Copy the court opinion starting at "The ICC's determination" and ending at "Court of Claims.", changing "settlement negotiations" to "settlement talks".

======== EXTRACTED TEXT ========

Appeal from an order of the United States District Court for Northern District of New York, Hon. Edmund Port, denying motion for summary judgment on the ground that actions by the Indian Claims Commission operated as necessary federal ratification of land transfers from appellees to the State of New York. Appeal dismissed as improvidently granted.

Before Moore, Mulligan and Meskill, Circuit Judges.

Author: Mulligan

This appeal presents another chapter in a long and complicated litigation which is detailed in the opinion of the Supreme Court, Oneida Indian Nation of New York v. County of Oneida, 414 U.S. 661, 94 S. Ct. 772, 39 L. Ed. 2d 73 (1974), and in Judge Edmund Port's later decision on remand, reported at 434 F. Supp. 527 (N.D.N.Y.1977). Rather than repeat the historical background and legal issues involved we assume familiarity with these opinions and limit our discussion to the narrow question presented on this appeal.


The Oneida Indian Nations of New York and Wisconsin (Oneida Nations) brought two actions against the Counties of Madison and Oneida in the United States District Court for the Northern District of New York in 1970 and 1974.*fn1 The gravamen of the complaints was that certain sales of land by the Oneida Nations pursuant to treaties with the State of New York in the period from 1795 to 1842 were void by reason of the failure of the State to comply with the Indian Trade and Intercourse Act, 1 Stat. 137, enacted in 1790 and now codified in 25 U.S.C. § 177.*fn2 That Act prohibits the conveyance of Indian lands without the consent of the United States and invalidates transfers made without federal approval. The plaintiffs alleged in the district court that the United States had consented to none of the cessions covered by the treaties with New York and that the Oneida Nations were entitled to damages for the Counties' use and occupancy of the land. These actions are more fully described in the margin.*fn3

The Oneida Nations had previously instituted proceedings in 1951 against the United States before the Indian Claims Commission (ICC) which included the same land and treaties now involved in the district court proceedings. The theory of the ICC proceedings was that, by virtue of the Trade and Intercourse Act, the United States owed a fiduciary duty to the Oneida Nations to protect them against unfair dealings by third parties when disposing of their lands. The Nations charged that the United States had breached that duty in that the consideration received for the sales to New York was grossly inadequate and unconscionable. The Nation sought the fair market value of the land of which they were deprived by the treaties. The ICC determined that the United States was under an obligation to the Oneida Nations to assure that they received conscionable consideration. Questions of value and consideration, however, were reserved for further proceedings. Oneida Nation of New York v. United States, 26 Ind.Cl.Comm. 138 (1971). The United States appealed this determination to the Court of Claims, which held that scienter on the part of the federal government was a prerequisite to its liability. The Court affirmed the ICC as to two treaties at which the United States did have representatives, but remanded for a determination of the Government's knowledge, actual or constructive, of 23 treaties where no United States representatives were present. United States v. Oneida Nation of New York, 477 F.2d 939, 201 Ct.Cl. 546 (1973).*fn4

The ICC's determination on the scienter issue was deferred pending settlement negotiations between the Oneida Nations and the United States. They proved to be fruitless. On September 22, 1978 the ICC found that the Government had constructive knowledge of all 23 treaties and probably had actual knowledge of most of them. Oneida Indian Nation of New York v. United States, 43 Ind.Cl.Comm. 373, 375. The liability of the United States still depends, however, upon whether the Oneida Nations received conscionable consideration under the treaties with New York. The ICC ceased to exist on September 30, 1978, eight days after its scienter decision was rendered. Jurisdiction over pending cases was then assumed by the Court of Claims pursuant to 25 U.S.C. § 70(v). The questions of adequacy of consideration and damages are still pending in the Court of Claims.

======== GIVEN ENTRIES ========

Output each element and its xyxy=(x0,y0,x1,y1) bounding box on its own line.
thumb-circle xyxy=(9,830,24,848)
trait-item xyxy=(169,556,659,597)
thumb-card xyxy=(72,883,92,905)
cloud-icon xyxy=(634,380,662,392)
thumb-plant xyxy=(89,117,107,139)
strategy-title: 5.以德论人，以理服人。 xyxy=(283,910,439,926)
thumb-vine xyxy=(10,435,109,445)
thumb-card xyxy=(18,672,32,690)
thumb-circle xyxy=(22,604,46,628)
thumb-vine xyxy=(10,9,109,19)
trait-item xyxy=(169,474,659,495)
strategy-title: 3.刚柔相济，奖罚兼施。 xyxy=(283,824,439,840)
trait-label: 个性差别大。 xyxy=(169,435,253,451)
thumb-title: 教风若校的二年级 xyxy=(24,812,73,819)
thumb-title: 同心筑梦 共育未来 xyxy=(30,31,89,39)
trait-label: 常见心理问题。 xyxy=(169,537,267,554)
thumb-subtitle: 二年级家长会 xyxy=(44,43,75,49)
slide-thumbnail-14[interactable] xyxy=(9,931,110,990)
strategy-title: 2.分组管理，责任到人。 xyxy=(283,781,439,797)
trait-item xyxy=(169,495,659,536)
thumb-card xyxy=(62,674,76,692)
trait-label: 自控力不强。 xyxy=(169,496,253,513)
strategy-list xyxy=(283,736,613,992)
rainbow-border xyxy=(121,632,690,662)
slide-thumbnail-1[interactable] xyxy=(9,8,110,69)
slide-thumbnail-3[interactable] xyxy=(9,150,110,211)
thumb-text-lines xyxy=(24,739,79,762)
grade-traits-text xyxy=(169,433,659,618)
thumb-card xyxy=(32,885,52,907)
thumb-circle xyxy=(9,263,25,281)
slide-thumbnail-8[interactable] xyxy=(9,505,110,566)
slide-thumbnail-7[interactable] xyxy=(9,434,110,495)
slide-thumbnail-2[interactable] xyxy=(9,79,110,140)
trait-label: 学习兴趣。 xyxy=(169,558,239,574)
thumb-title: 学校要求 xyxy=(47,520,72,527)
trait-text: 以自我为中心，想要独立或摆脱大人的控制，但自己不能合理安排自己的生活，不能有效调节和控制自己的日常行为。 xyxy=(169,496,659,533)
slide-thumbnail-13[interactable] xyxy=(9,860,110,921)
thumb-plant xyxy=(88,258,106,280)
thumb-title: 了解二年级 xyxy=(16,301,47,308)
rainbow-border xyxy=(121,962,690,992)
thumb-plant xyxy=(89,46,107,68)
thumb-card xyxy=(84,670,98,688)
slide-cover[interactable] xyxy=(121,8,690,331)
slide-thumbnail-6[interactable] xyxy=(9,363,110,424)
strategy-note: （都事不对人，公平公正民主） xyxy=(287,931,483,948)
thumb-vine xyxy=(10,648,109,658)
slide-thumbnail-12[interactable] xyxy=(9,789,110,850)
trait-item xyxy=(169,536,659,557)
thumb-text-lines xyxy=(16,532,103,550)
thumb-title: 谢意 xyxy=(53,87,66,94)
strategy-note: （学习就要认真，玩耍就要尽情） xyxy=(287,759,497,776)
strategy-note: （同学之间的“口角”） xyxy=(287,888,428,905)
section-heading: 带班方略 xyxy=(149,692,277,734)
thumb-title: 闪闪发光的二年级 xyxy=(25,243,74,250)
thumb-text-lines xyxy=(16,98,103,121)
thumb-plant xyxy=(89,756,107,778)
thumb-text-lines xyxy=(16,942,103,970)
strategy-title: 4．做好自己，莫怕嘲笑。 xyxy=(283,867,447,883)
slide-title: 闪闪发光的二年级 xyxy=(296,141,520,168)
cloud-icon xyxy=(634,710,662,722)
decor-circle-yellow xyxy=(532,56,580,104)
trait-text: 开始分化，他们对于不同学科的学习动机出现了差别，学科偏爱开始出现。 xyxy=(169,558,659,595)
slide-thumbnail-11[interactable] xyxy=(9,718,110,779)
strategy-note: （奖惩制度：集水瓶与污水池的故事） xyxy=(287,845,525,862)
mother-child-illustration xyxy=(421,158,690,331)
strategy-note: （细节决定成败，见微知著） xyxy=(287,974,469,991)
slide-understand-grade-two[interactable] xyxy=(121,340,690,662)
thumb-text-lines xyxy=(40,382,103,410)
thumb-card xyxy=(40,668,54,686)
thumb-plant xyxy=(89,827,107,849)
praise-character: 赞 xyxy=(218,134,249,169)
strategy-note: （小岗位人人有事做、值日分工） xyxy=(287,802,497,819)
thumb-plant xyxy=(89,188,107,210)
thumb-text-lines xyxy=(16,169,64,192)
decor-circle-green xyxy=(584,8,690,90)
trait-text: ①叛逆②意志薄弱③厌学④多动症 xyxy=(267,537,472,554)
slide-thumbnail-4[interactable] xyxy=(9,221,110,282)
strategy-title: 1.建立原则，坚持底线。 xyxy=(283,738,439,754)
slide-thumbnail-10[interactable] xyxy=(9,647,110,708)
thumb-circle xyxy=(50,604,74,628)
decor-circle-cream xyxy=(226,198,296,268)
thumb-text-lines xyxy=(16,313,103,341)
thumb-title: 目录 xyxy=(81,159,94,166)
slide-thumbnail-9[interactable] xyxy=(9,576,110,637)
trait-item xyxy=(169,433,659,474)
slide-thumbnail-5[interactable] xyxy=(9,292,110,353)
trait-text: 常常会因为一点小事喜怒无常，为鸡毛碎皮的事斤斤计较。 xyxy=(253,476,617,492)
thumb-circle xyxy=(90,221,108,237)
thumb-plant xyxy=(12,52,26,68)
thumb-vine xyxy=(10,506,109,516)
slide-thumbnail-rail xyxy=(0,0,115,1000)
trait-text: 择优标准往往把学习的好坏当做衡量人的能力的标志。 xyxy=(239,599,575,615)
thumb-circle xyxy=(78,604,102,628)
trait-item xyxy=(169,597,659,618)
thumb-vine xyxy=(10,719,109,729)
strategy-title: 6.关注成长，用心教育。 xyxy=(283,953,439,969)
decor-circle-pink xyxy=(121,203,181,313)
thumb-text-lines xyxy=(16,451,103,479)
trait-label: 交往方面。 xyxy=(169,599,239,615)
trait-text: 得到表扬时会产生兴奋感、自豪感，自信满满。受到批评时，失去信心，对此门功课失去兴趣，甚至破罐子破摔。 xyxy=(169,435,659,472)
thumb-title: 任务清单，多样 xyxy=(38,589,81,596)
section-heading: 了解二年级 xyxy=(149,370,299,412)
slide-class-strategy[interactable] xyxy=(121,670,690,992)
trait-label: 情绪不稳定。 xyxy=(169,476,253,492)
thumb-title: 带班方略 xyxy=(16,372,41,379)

========

> **SOLVED PROBLEM**
The ICC's determination on the scienter issue was deferred pending settlement talks between the Oneida Nations and the United States. They proved to be fruitless. On September 22, 1978 the ICC found that the Government had constructive knowledge of all 23 treaties and probably had actual knowledge of most of them. Oneida Indian Nation of New York v. United States, 43 Ind.Cl.Comm. 373, 375. The liability of the United States still depends, however, upon whether the Oneida Nations received conscionable consideration under the treaties with New York. The ICC ceased to exist on September 30, 1978, eight days after its scienter decision was rendered. Jurisdiction over pending cases was then assumed by the Court of Claims pursuant to 25 U.S.C. § 70(v). The questions of adequacy of consideration and damages are still pending in the Court of Claims.